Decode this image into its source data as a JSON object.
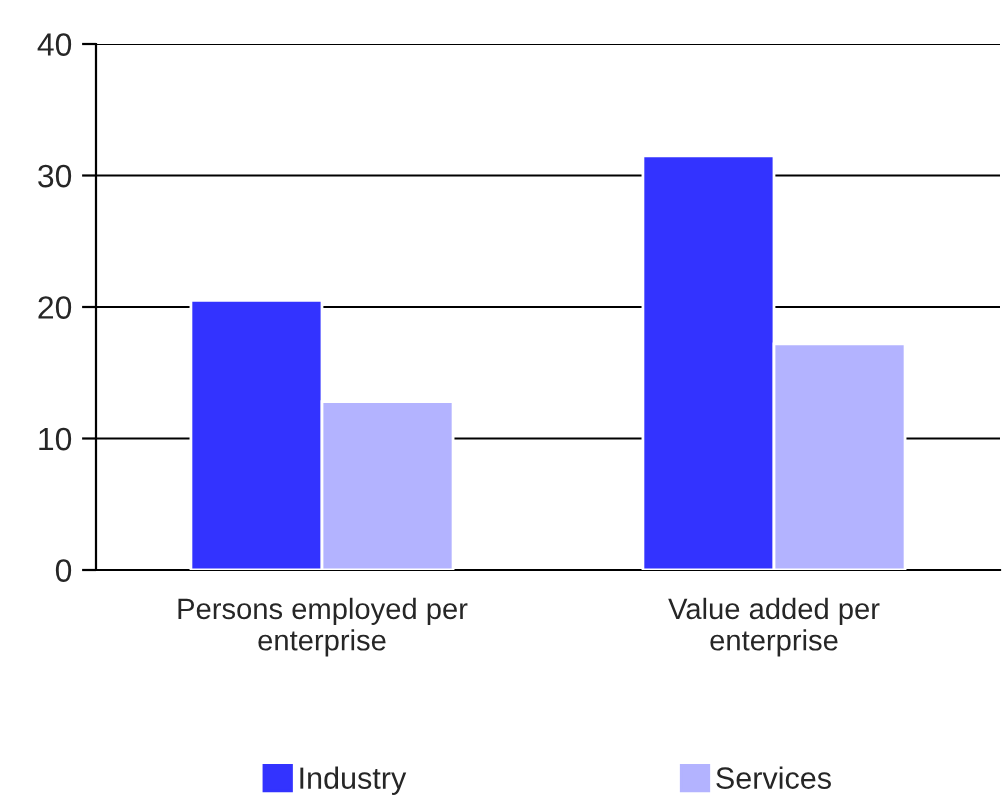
{
  "chart_data": {
    "type": "bar",
    "categories": [
      "Persons employed per\nenterprise",
      "Value added per\nenterprise"
    ],
    "series": [
      {
        "name": "Industry",
        "color": "#3333ff",
        "values": [
          20.5,
          31.5
        ]
      },
      {
        "name": "Services",
        "color": "#b3b3ff",
        "values": [
          12.8,
          17.2
        ]
      }
    ],
    "ylim": [
      0,
      40
    ],
    "yticks": [
      0,
      10,
      20,
      30,
      40
    ],
    "grid": "y",
    "legend": "bottom"
  }
}
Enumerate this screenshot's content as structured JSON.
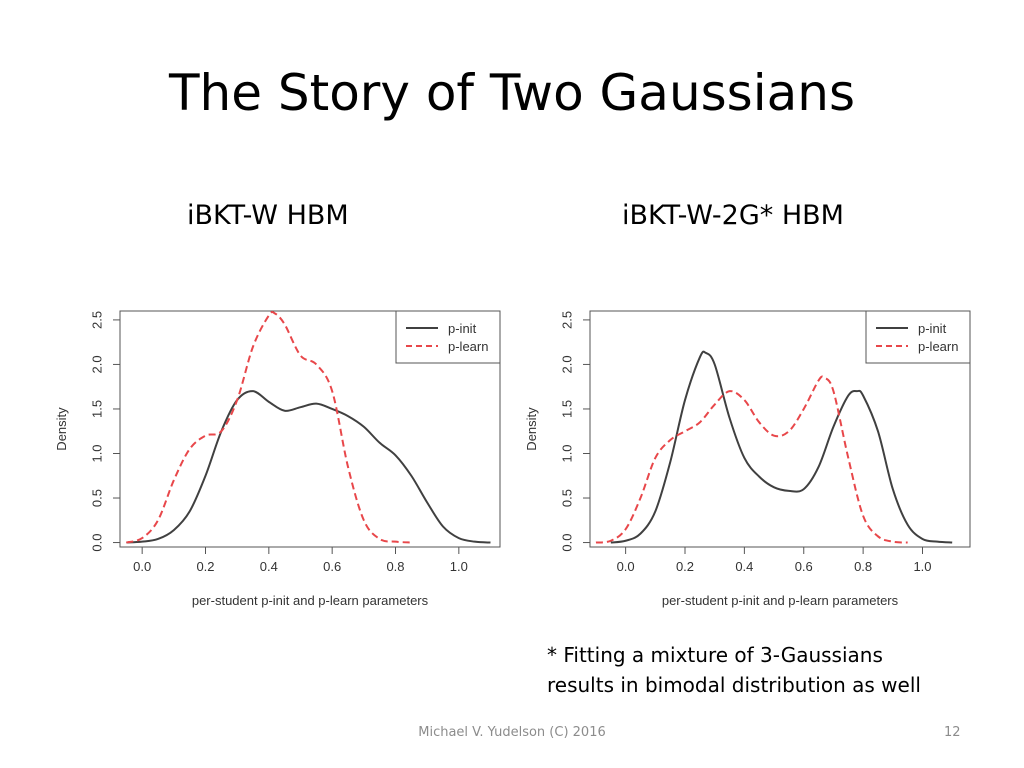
{
  "slide": {
    "title": "The Story of Two Gaussians",
    "subtitle_left": "iBKT-W HBM",
    "subtitle_right": "iBKT-W-2G* HBM",
    "footnote_line1": "* Fitting a mixture of 3-Gaussians",
    "footnote_line2": "results in bimodal distribution as well",
    "footer": "Michael V. Yudelson (C) 2016",
    "page_number": "12"
  },
  "chart_data": [
    {
      "type": "line",
      "xlabel": "per-student p-init and p-learn parameters",
      "ylabel": "Density",
      "xlim": [
        -0.07,
        1.13
      ],
      "ylim": [
        -0.05,
        2.6
      ],
      "xticks": [
        "0.0",
        "0.2",
        "0.4",
        "0.6",
        "0.8",
        "1.0"
      ],
      "yticks": [
        "0.0",
        "0.5",
        "1.0",
        "1.5",
        "2.0",
        "2.5"
      ],
      "legend_position": "top-right",
      "series": [
        {
          "name": "p-init",
          "color": "#404040",
          "dash": "solid",
          "x": [
            -0.05,
            0.0,
            0.05,
            0.1,
            0.15,
            0.2,
            0.25,
            0.3,
            0.35,
            0.4,
            0.45,
            0.5,
            0.55,
            0.6,
            0.65,
            0.7,
            0.75,
            0.8,
            0.85,
            0.9,
            0.95,
            1.0,
            1.05,
            1.1
          ],
          "y": [
            0.0,
            0.01,
            0.04,
            0.14,
            0.35,
            0.75,
            1.25,
            1.6,
            1.7,
            1.58,
            1.48,
            1.52,
            1.56,
            1.5,
            1.42,
            1.3,
            1.12,
            0.98,
            0.75,
            0.45,
            0.18,
            0.05,
            0.01,
            0.0
          ]
        },
        {
          "name": "p-learn",
          "color": "#e8474a",
          "dash": "dashed",
          "x": [
            -0.05,
            0.0,
            0.05,
            0.1,
            0.15,
            0.2,
            0.25,
            0.3,
            0.35,
            0.4,
            0.42,
            0.45,
            0.5,
            0.55,
            0.6,
            0.65,
            0.7,
            0.75,
            0.8,
            0.85
          ],
          "y": [
            0.0,
            0.05,
            0.25,
            0.7,
            1.05,
            1.2,
            1.25,
            1.6,
            2.2,
            2.55,
            2.57,
            2.45,
            2.1,
            2.0,
            1.7,
            0.85,
            0.25,
            0.04,
            0.01,
            0.0
          ]
        }
      ]
    },
    {
      "type": "line",
      "xlabel": "per-student p-init and p-learn parameters",
      "ylabel": "Density",
      "xlim": [
        -0.12,
        1.16
      ],
      "ylim": [
        -0.05,
        2.6
      ],
      "xticks": [
        "0.0",
        "0.2",
        "0.4",
        "0.6",
        "0.8",
        "1.0"
      ],
      "yticks": [
        "0.0",
        "0.5",
        "1.0",
        "1.5",
        "2.0",
        "2.5"
      ],
      "legend_position": "top-right",
      "series": [
        {
          "name": "p-init",
          "color": "#404040",
          "dash": "solid",
          "x": [
            -0.05,
            0.0,
            0.05,
            0.1,
            0.15,
            0.2,
            0.25,
            0.27,
            0.3,
            0.35,
            0.4,
            0.45,
            0.5,
            0.55,
            0.6,
            0.65,
            0.7,
            0.75,
            0.78,
            0.8,
            0.85,
            0.9,
            0.95,
            1.0,
            1.05,
            1.1
          ],
          "y": [
            0.0,
            0.02,
            0.1,
            0.35,
            0.9,
            1.6,
            2.08,
            2.13,
            2.0,
            1.4,
            0.95,
            0.74,
            0.62,
            0.58,
            0.6,
            0.85,
            1.3,
            1.65,
            1.7,
            1.65,
            1.25,
            0.6,
            0.2,
            0.04,
            0.01,
            0.0
          ]
        },
        {
          "name": "p-learn",
          "color": "#e8474a",
          "dash": "dashed",
          "x": [
            -0.1,
            -0.05,
            0.0,
            0.05,
            0.1,
            0.15,
            0.2,
            0.25,
            0.3,
            0.35,
            0.4,
            0.45,
            0.5,
            0.55,
            0.6,
            0.65,
            0.67,
            0.7,
            0.75,
            0.8,
            0.85,
            0.9,
            0.95
          ],
          "y": [
            0.0,
            0.02,
            0.15,
            0.5,
            0.95,
            1.15,
            1.25,
            1.35,
            1.55,
            1.7,
            1.6,
            1.35,
            1.2,
            1.25,
            1.5,
            1.82,
            1.85,
            1.7,
            0.95,
            0.3,
            0.07,
            0.01,
            0.0
          ]
        }
      ]
    }
  ]
}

◇ ◇ ◇

Problem:
Copy every line above word for word and exclude the pictures.

Solution:
Decode this image into its source data as a JSON object.
{
  "chart_data": {
    "type": "bar",
    "categories": [
      "Persons employed per\nenterprise",
      "Value added per\nenterprise"
    ],
    "series": [
      {
        "name": "Industry",
        "color": "#3333ff",
        "values": [
          20.5,
          31.5
        ]
      },
      {
        "name": "Services",
        "color": "#b3b3ff",
        "values": [
          12.8,
          17.2
        ]
      }
    ],
    "ylim": [
      0,
      40
    ],
    "yticks": [
      0,
      10,
      20,
      30,
      40
    ],
    "grid": "y",
    "legend": "bottom"
  }
}
Enumerate this screenshot's content as structured JSON.
{
  "slide": {
    "title": "The Story of Two Gaussians",
    "subtitle_left": "iBKT-W HBM",
    "subtitle_right": "iBKT-W-2G* HBM",
    "footnote_line1": "* Fitting a mixture of 3-Gaussians",
    "footnote_line2": "results in bimodal distribution as well",
    "footer": "Michael V. Yudelson (C) 2016",
    "page_number": "12"
  },
  "chart_data": [
    {
      "type": "line",
      "xlabel": "per-student p-init and p-learn parameters",
      "ylabel": "Density",
      "xlim": [
        -0.07,
        1.13
      ],
      "ylim": [
        -0.05,
        2.6
      ],
      "xticks": [
        "0.0",
        "0.2",
        "0.4",
        "0.6",
        "0.8",
        "1.0"
      ],
      "yticks": [
        "0.0",
        "0.5",
        "1.0",
        "1.5",
        "2.0",
        "2.5"
      ],
      "legend_position": "top-right",
      "series": [
        {
          "name": "p-init",
          "color": "#404040",
          "dash": "solid",
          "x": [
            -0.05,
            0.0,
            0.05,
            0.1,
            0.15,
            0.2,
            0.25,
            0.3,
            0.35,
            0.4,
            0.45,
            0.5,
            0.55,
            0.6,
            0.65,
            0.7,
            0.75,
            0.8,
            0.85,
            0.9,
            0.95,
            1.0,
            1.05,
            1.1
          ],
          "y": [
            0.0,
            0.01,
            0.04,
            0.14,
            0.35,
            0.75,
            1.25,
            1.6,
            1.7,
            1.58,
            1.48,
            1.52,
            1.56,
            1.5,
            1.42,
            1.3,
            1.12,
            0.98,
            0.75,
            0.45,
            0.18,
            0.05,
            0.01,
            0.0
          ]
        },
        {
          "name": "p-learn",
          "color": "#e8474a",
          "dash": "dashed",
          "x": [
            -0.05,
            0.0,
            0.05,
            0.1,
            0.15,
            0.2,
            0.25,
            0.3,
            0.35,
            0.4,
            0.42,
            0.45,
            0.5,
            0.55,
            0.6,
            0.65,
            0.7,
            0.75,
            0.8,
            0.85
          ],
          "y": [
            0.0,
            0.05,
            0.25,
            0.7,
            1.05,
            1.2,
            1.25,
            1.6,
            2.2,
            2.55,
            2.57,
            2.45,
            2.1,
            2.0,
            1.7,
            0.85,
            0.25,
            0.04,
            0.01,
            0.0
          ]
        }
      ]
    },
    {
      "type": "line",
      "xlabel": "per-student p-init and p-learn parameters",
      "ylabel": "Density",
      "xlim": [
        -0.12,
        1.16
      ],
      "ylim": [
        -0.05,
        2.6
      ],
      "xticks": [
        "0.0",
        "0.2",
        "0.4",
        "0.6",
        "0.8",
        "1.0"
      ],
      "yticks": [
        "0.0",
        "0.5",
        "1.0",
        "1.5",
        "2.0",
        "2.5"
      ],
      "legend_position": "top-right",
      "series": [
        {
          "name": "p-init",
          "color": "#404040",
          "dash": "solid",
          "x": [
            -0.05,
            0.0,
            0.05,
            0.1,
            0.15,
            0.2,
            0.25,
            0.27,
            0.3,
            0.35,
            0.4,
            0.45,
            0.5,
            0.55,
            0.6,
            0.65,
            0.7,
            0.75,
            0.78,
            0.8,
            0.85,
            0.9,
            0.95,
            1.0,
            1.05,
            1.1
          ],
          "y": [
            0.0,
            0.02,
            0.1,
            0.35,
            0.9,
            1.6,
            2.08,
            2.13,
            2.0,
            1.4,
            0.95,
            0.74,
            0.62,
            0.58,
            0.6,
            0.85,
            1.3,
            1.65,
            1.7,
            1.65,
            1.25,
            0.6,
            0.2,
            0.04,
            0.01,
            0.0
          ]
        },
        {
          "name": "p-learn",
          "color": "#e8474a",
          "dash": "dashed",
          "x": [
            -0.1,
            -0.05,
            0.0,
            0.05,
            0.1,
            0.15,
            0.2,
            0.25,
            0.3,
            0.35,
            0.4,
            0.45,
            0.5,
            0.55,
            0.6,
            0.65,
            0.67,
            0.7,
            0.75,
            0.8,
            0.85,
            0.9,
            0.95
          ],
          "y": [
            0.0,
            0.02,
            0.15,
            0.5,
            0.95,
            1.15,
            1.25,
            1.35,
            1.55,
            1.7,
            1.6,
            1.35,
            1.2,
            1.25,
            1.5,
            1.82,
            1.85,
            1.7,
            0.95,
            0.3,
            0.07,
            0.01,
            0.0
          ]
        }
      ]
    }
  ]
}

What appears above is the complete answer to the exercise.